Work instructions:
Lines containing the string "Climo" are to be counted. Write only how many there are.

※

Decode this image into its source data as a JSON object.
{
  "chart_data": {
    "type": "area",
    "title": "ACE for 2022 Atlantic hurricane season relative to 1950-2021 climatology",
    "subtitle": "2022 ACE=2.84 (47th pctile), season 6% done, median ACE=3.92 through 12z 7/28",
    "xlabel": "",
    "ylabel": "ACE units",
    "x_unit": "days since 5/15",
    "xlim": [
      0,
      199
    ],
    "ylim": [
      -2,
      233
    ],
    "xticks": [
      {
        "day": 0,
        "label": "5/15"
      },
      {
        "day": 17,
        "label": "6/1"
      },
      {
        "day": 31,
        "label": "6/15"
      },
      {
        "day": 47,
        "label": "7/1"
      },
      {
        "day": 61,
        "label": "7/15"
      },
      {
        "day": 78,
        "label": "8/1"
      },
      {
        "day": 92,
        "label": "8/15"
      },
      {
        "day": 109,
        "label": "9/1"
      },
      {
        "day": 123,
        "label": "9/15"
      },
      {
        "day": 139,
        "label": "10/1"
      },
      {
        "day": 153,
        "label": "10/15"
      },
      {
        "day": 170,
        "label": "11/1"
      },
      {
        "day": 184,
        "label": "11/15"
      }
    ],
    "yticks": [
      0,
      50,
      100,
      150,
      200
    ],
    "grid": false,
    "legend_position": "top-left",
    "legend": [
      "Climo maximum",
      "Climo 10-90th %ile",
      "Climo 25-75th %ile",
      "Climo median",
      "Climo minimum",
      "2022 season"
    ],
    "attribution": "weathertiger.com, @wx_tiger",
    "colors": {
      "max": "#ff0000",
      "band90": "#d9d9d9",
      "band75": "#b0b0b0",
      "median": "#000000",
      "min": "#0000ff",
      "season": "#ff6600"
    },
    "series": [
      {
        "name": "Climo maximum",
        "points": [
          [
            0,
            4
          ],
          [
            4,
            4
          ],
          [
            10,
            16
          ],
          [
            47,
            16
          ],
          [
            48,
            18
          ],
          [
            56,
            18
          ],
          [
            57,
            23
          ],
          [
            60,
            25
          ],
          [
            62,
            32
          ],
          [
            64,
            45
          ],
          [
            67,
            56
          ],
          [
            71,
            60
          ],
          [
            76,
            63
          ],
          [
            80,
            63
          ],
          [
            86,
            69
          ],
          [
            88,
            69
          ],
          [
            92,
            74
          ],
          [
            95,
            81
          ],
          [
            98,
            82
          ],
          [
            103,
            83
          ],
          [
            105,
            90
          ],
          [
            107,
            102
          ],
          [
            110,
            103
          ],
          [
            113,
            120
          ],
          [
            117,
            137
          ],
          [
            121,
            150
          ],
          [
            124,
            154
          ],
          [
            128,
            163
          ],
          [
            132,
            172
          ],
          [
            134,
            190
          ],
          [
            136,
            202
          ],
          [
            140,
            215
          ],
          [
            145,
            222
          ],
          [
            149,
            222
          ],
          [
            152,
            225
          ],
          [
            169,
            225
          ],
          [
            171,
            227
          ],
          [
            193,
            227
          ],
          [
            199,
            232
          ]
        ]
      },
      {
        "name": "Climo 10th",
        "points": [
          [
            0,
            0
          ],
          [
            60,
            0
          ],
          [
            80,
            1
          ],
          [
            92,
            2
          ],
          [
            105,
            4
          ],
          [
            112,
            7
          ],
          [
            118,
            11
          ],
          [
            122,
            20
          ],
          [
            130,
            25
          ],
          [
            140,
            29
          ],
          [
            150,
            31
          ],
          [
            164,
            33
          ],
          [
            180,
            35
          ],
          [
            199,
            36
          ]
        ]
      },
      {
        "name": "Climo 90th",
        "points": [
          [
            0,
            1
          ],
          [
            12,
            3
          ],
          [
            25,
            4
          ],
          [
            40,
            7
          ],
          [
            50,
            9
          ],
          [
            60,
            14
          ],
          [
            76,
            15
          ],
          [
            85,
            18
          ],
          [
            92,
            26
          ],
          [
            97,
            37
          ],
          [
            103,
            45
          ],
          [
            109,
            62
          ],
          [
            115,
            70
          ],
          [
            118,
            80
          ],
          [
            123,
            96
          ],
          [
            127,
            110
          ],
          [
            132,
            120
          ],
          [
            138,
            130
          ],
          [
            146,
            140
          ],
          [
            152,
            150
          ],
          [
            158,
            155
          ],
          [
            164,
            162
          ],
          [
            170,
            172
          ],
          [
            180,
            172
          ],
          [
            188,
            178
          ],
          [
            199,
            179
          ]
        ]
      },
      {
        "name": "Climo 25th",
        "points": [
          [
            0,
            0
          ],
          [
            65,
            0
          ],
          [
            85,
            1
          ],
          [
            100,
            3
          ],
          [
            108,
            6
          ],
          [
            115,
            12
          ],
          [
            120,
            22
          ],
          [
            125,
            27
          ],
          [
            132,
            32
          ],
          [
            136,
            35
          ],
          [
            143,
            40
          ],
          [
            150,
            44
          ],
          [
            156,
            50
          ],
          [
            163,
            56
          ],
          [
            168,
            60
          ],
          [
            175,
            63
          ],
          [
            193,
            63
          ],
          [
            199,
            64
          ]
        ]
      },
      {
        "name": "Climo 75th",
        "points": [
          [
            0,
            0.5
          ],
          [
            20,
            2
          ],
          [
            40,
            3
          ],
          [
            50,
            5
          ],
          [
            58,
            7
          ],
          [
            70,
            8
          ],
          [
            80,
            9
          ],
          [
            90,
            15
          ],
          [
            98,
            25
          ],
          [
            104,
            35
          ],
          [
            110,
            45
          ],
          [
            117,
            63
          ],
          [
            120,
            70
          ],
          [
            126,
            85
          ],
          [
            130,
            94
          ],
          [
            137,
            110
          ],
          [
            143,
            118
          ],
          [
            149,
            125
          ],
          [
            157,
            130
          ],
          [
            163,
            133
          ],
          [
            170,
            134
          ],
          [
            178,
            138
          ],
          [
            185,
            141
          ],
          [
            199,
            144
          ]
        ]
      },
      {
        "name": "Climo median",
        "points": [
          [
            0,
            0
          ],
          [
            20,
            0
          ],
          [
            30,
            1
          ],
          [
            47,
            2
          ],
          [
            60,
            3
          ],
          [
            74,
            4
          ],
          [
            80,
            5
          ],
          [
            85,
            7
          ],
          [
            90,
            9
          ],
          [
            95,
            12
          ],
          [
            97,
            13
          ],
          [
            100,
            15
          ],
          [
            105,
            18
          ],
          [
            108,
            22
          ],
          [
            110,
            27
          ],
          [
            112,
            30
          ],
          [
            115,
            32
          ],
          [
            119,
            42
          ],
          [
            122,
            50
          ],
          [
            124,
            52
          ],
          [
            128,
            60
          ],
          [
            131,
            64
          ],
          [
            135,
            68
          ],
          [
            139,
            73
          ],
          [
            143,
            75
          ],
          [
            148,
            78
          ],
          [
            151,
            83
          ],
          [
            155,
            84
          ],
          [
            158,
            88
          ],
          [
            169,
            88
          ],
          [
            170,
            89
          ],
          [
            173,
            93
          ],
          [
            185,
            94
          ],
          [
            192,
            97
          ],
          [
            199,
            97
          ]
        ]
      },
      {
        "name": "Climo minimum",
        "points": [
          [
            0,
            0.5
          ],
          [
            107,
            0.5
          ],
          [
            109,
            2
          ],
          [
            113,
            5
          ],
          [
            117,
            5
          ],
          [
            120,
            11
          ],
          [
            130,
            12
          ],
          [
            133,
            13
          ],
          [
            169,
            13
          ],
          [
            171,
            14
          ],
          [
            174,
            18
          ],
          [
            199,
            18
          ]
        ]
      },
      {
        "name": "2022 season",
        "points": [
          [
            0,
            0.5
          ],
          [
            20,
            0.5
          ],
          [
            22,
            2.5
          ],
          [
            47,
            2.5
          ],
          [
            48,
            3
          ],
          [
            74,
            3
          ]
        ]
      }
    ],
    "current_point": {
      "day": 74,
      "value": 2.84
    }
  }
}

※

Solution to this exercise:
12